* **Problem details**:
From the entries that follow, pick out all lines holding "JSON".

-- begin Stored records --

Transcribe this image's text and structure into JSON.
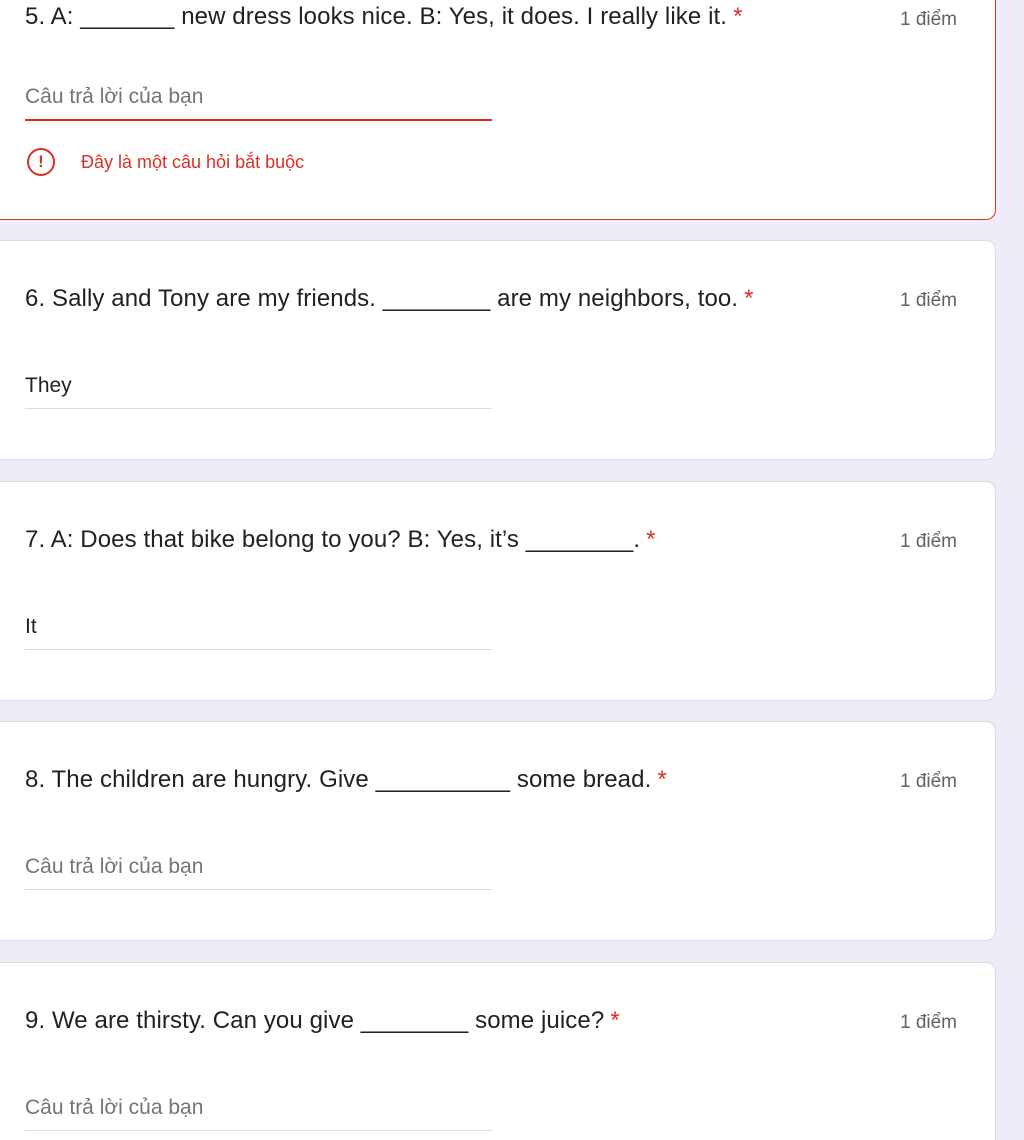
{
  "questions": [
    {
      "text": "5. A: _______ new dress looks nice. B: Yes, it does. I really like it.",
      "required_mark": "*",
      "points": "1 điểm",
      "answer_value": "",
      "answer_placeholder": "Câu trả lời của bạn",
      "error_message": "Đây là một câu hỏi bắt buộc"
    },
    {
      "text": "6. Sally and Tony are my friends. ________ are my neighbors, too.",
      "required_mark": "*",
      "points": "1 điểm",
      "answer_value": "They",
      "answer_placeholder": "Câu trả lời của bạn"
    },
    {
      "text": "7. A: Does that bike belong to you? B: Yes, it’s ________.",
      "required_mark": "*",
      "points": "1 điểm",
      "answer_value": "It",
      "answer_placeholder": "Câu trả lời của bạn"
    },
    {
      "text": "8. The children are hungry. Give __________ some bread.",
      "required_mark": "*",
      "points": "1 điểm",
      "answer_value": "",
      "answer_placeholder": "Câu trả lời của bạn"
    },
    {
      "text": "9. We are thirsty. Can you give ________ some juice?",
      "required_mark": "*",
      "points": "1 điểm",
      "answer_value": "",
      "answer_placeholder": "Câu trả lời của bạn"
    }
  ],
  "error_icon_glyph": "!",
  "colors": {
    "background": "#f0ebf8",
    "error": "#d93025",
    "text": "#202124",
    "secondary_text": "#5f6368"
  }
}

-- end Stored records --
-- begin Stored records --

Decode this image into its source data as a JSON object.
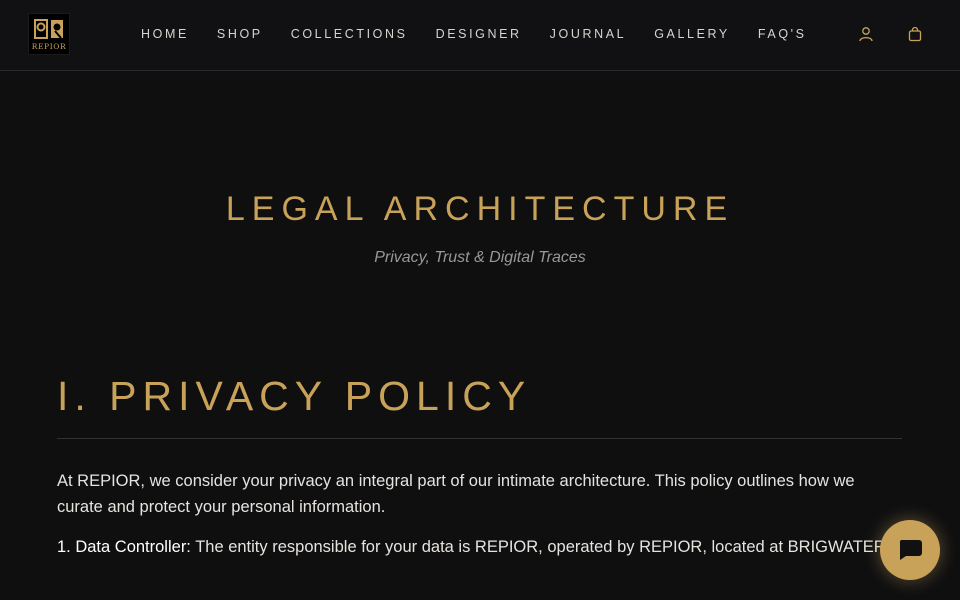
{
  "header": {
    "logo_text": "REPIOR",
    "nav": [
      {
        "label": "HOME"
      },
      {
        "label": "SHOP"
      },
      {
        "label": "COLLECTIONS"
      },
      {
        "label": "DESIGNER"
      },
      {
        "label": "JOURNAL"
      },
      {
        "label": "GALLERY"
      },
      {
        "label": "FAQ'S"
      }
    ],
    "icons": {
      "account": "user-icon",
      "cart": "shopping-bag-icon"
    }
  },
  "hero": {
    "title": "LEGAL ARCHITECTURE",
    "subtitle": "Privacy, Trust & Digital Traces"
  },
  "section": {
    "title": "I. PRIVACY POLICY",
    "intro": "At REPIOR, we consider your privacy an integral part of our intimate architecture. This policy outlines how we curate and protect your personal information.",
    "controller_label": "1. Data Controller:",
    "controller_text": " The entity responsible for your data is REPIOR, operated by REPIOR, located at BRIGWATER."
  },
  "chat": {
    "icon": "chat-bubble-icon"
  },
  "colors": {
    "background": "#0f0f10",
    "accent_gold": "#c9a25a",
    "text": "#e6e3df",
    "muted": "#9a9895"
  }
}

-- end Stored records --

* **Solution for this exercise**:
Transcribe this image's text and structure into JSON.
Decode this image into its source data as a JSON object.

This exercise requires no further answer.